WHAT YOU ARE ASKED TO DO: Figure out how many lines of the material below contain the word "Услуга". Answer with the number only.

Collection entries

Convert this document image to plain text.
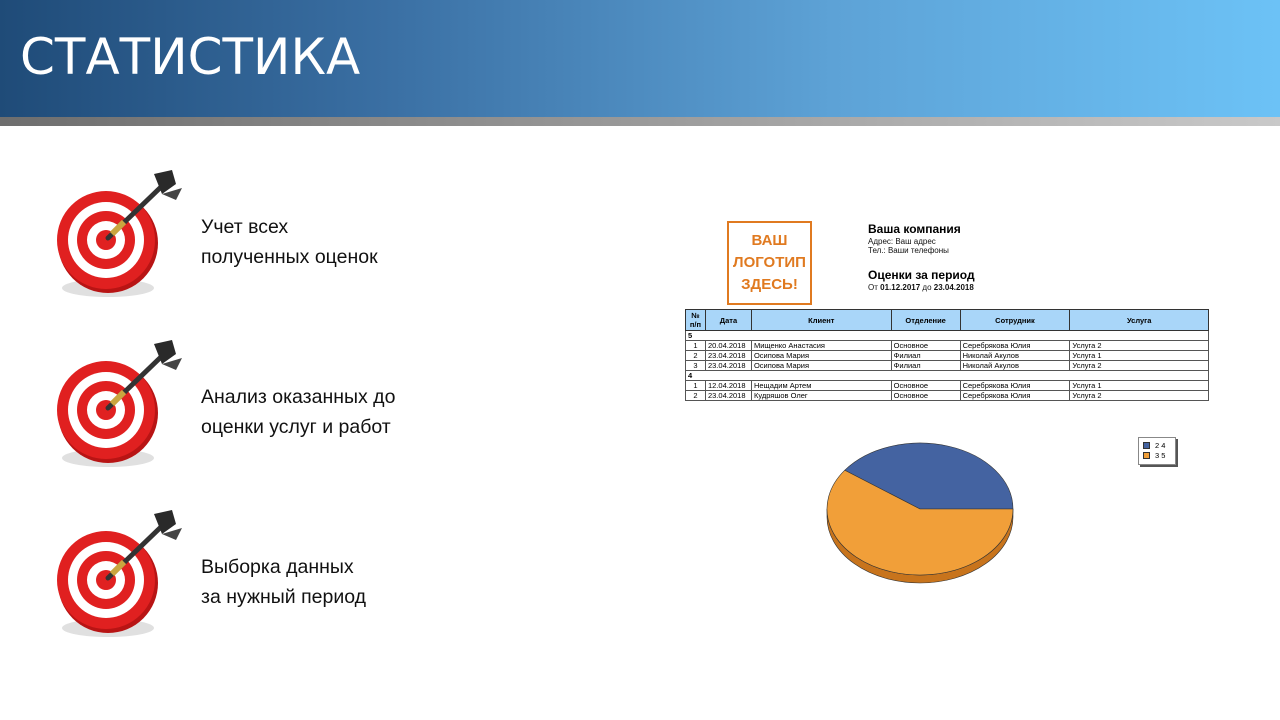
СТАТИСТИКА
Учет всех
полученных оценок
Анализ оказанных до
оценки услуг и работ
Выборка данных
за нужный период
ВАШ
ЛОГОТИП
ЗДЕСЬ!
Ваша компания
Адрес: Ваш адрес
Тел.: Ваши телефоны
Оценки за период
От 01.12.2017 до 23.04.2018
№ п/п	Дата	Клиент	Отделение	Сотрудник	Услуга
5					
1	20.04.2018	Мищенко Анастасия	Основное	Серебрякова Юлия	Услуга 2
2	23.04.2018	Осипова Мария	Филиал	Николай Акулов	Услуга 1
3	23.04.2018	Осипова Мария	Филиал	Николай Акулов	Услуга 2
4					
1	12.04.2018	Нещадим Артем	Основное	Серебрякова Юлия	Услуга 1
2	23.04.2018	Кудряшов Олег	Основное	Серебрякова Юлия	Услуга 2
2 4
3 5
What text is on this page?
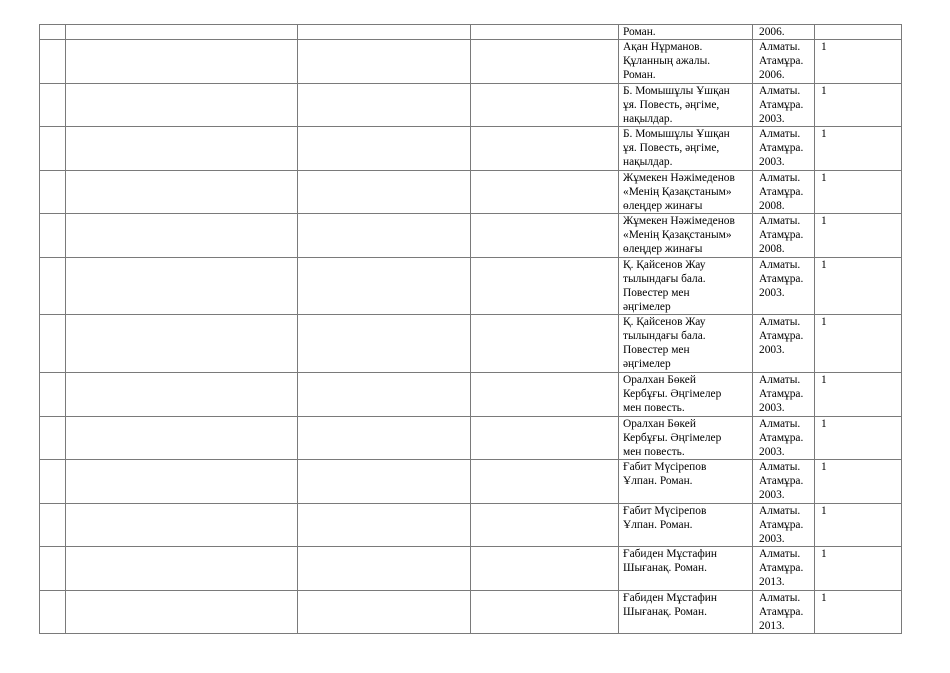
				Роман.	2006.	

				Ақан Нұрманов.
Құланның ажалы.
Роман.	Алматы.
Атамұра.
2006.	1

				Б. Момышұлы Ұшқан
ұя. Повесть, әңгіме,
нақылдар.	Алматы.
Атамұра.
2003.	1

				Б. Момышұлы Ұшқан
ұя. Повесть, әңгіме,
нақылдар.	Алматы.
Атамұра.
2003.	1

				Жұмекен Нәжімеденов
«Менің Қазақстаным»
өлеңдер жинағы	Алматы.
Атамұра.
2008.	1

				Жұмекен Нәжімеденов
«Менің Қазақстаным»
өлеңдер жинағы	Алматы.
Атамұра.
2008.	1

				Қ. Қайсенов Жау
тылындағы бала.
Повестер мен
әңгімелер	Алматы.
Атамұра.
2003.	1

				Қ. Қайсенов Жау
тылындағы бала.
Повестер мен
әңгімелер	Алматы.
Атамұра.
2003.	1

				Оралхан Бөкей
Кербұғы. Әңгімелер
мен повесть.	Алматы.
Атамұра.
2003.	1

				Оралхан Бөкей
Кербұғы. Әңгімелер
мен повесть.	Алматы.
Атамұра.
2003.	1

				Ғабит Мүсірепов
Ұлпан. Роман.	Алматы.
Атамұра.
2003.	1

				Ғабит Мүсірепов
Ұлпан. Роман.	Алматы.
Атамұра.
2003.	1

				Ғабиден Мұстафин
Шығанақ. Роман.	Алматы.
Атамұра.
2013.	1

				Ғабиден Мұстафин
Шығанақ. Роман.	Алматы.
Атамұра.
2013.	1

COMPLETE ANSWER: 6